Material provided:
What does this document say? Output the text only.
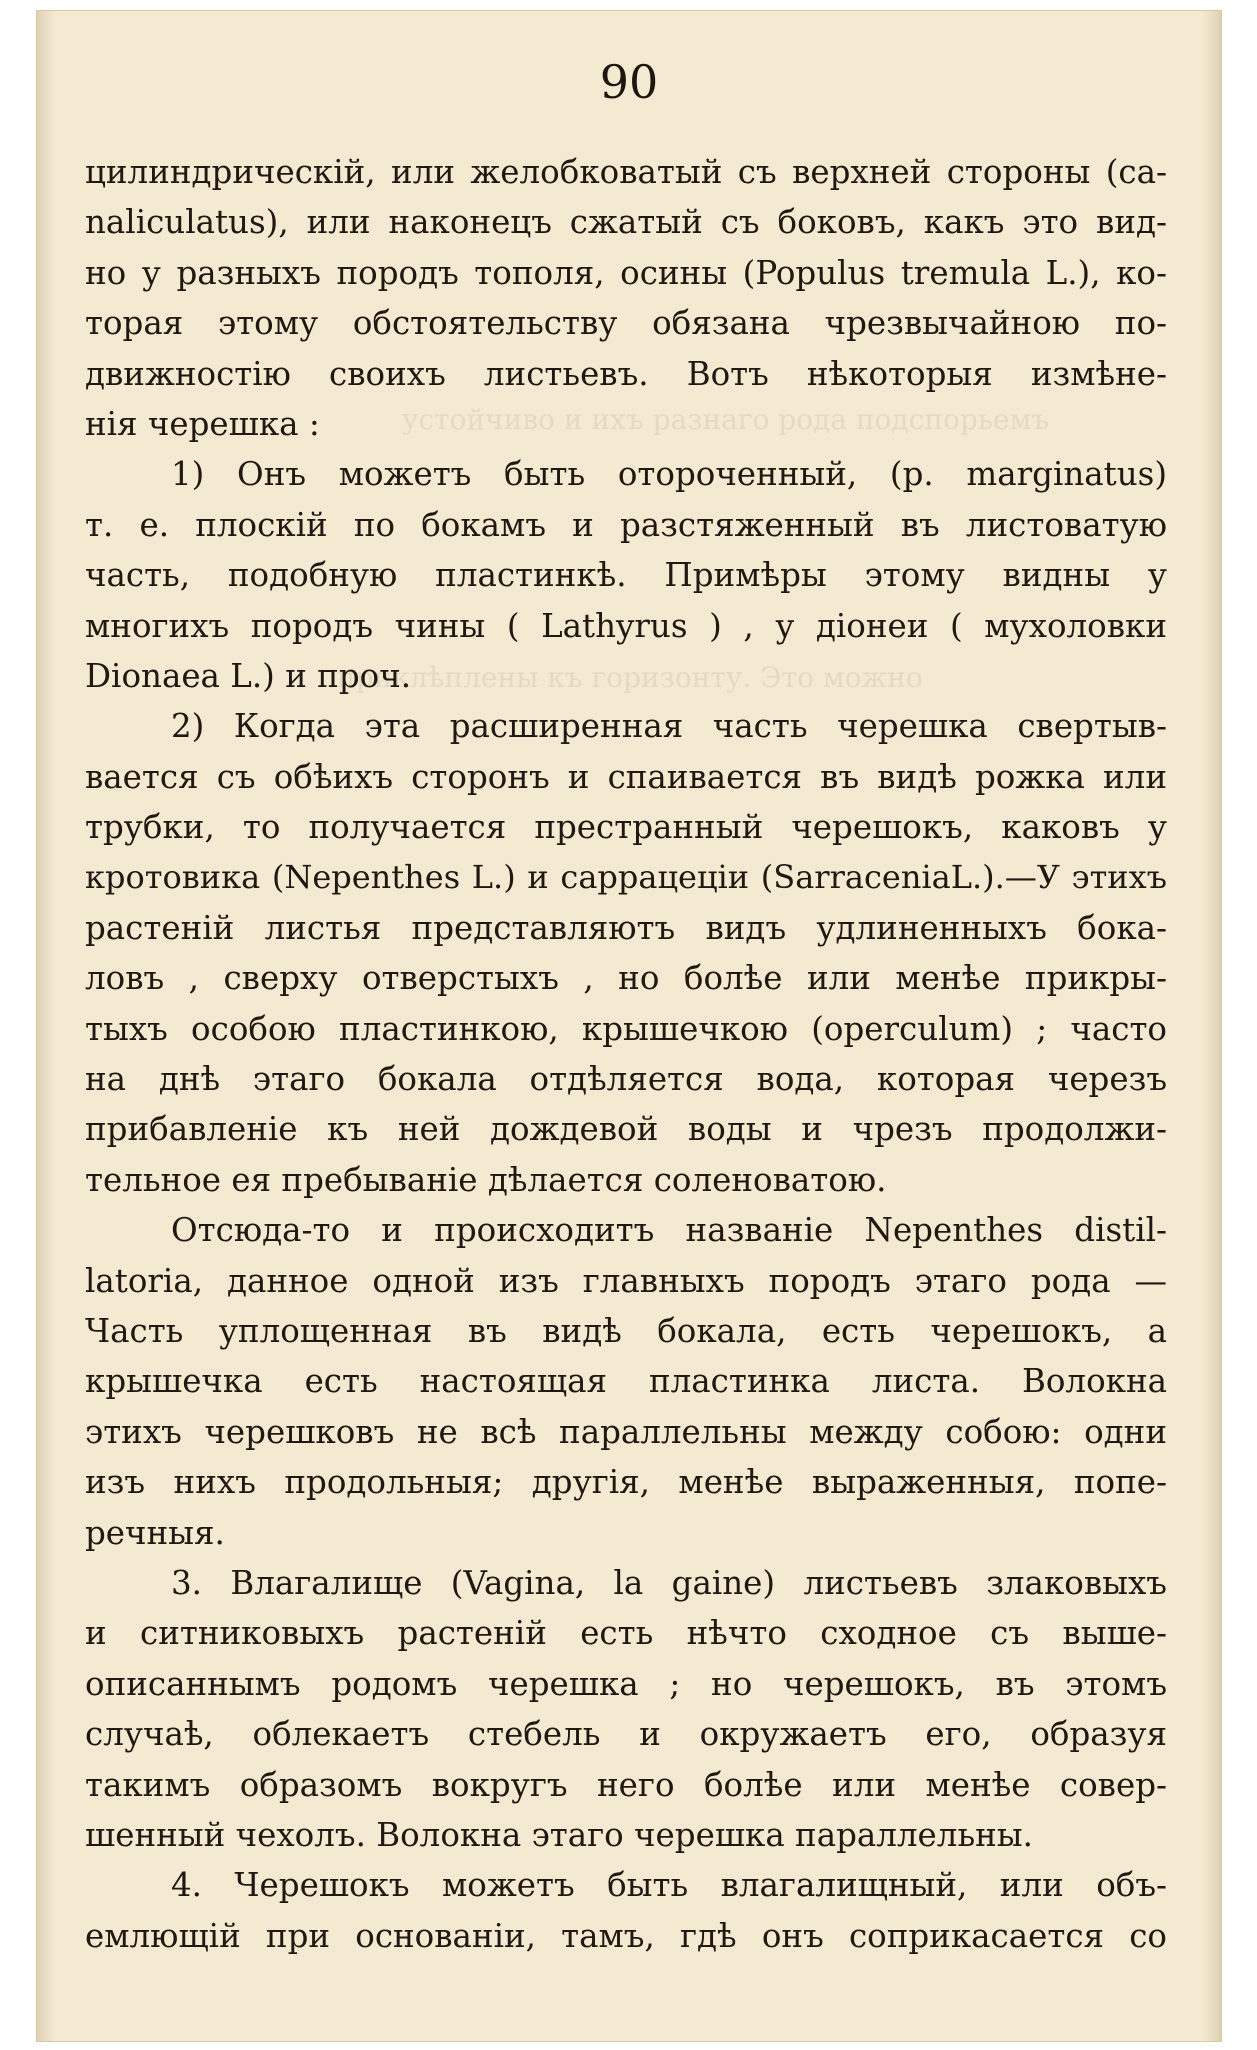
устойчиво и ихъ разнаго рода подспорьемъ
приклѣплены къ горизонту. Это можно
90
цилиндрическій, или желобковатый съ верхней стороны (ca-
naliculatus), или наконецъ сжатый съ боковъ, какъ это вид-
но у разныхъ породъ тополя, осины (Populus tremula L.), ко-
торая этому обстоятельству обязана чрезвычайною по-
движностію своихъ листьевъ. Вотъ нѣкоторыя измѣне-
нія черешка :
1) Онъ можетъ быть отороченный, (p. marginatus)
т. е. плоскій по бокамъ и разстяженный въ листоватую
часть, подобную пластинкѣ. Примѣры этому видны у
многихъ породъ чины ( Lathyrus ) , у діонеи ( мухоловки
Dionaea L.) и проч.
2) Когда эта расширенная часть черешка свертыв-
вается съ обѣихъ сторонъ и спаивается въ видѣ рожка или
трубки, то получается престранный черешокъ, каковъ у
кротовика (Nepenthes L.) и саррацеціи (SarraceniaL.).—У этихъ
растеній листья представляютъ видъ удлиненныхъ бока-
ловъ , сверху отверстыхъ , но болѣе или менѣе прикры-
тыхъ особою пластинкою, крышечкою (operculum) ; часто
на днѣ этаго бокала отдѣляется вода, которая черезъ
прибавленіе къ ней дождевой воды и чрезъ продолжи-
тельное ея пребываніе дѣлается соленоватою.
Отсюда-то и происходитъ названіе Nepenthes distil-
latoria, данное одной изъ главныхъ породъ этаго рода —
Часть уплощенная въ видѣ бокала, есть черешокъ, а
крышечка есть настоящая пластинка листа. Волокна
этихъ черешковъ не всѣ параллельны между собою: одни
изъ нихъ продольныя; другія, менѣе выраженныя, попе-
речныя.
3. Влагалище (Vagina, la gaine) листьевъ злаковыхъ
и ситниковыхъ растеній есть нѣчто сходное съ выше-
описаннымъ родомъ черешка ; но черешокъ, въ этомъ
случаѣ, облекаетъ стебель и окружаетъ его, образуя
такимъ образомъ вокругъ него болѣе или менѣе совер-
шенный чехолъ. Волокна этаго черешка параллельны.
4. Черешокъ можетъ быть влагалищный, или объ-
емлющій при основаніи, тамъ, гдѣ онъ соприкасается со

Work to complete:
Among the lines of the material, find those that hold the word "породъ" and copy them.

Task output:
но у разныхъ породъ тополя, осины (Populus tremula L.), ко-
многихъ породъ чины ( Lathyrus ) , у діонеи ( мухоловки
latoria, данное одной изъ главныхъ породъ этаго рода —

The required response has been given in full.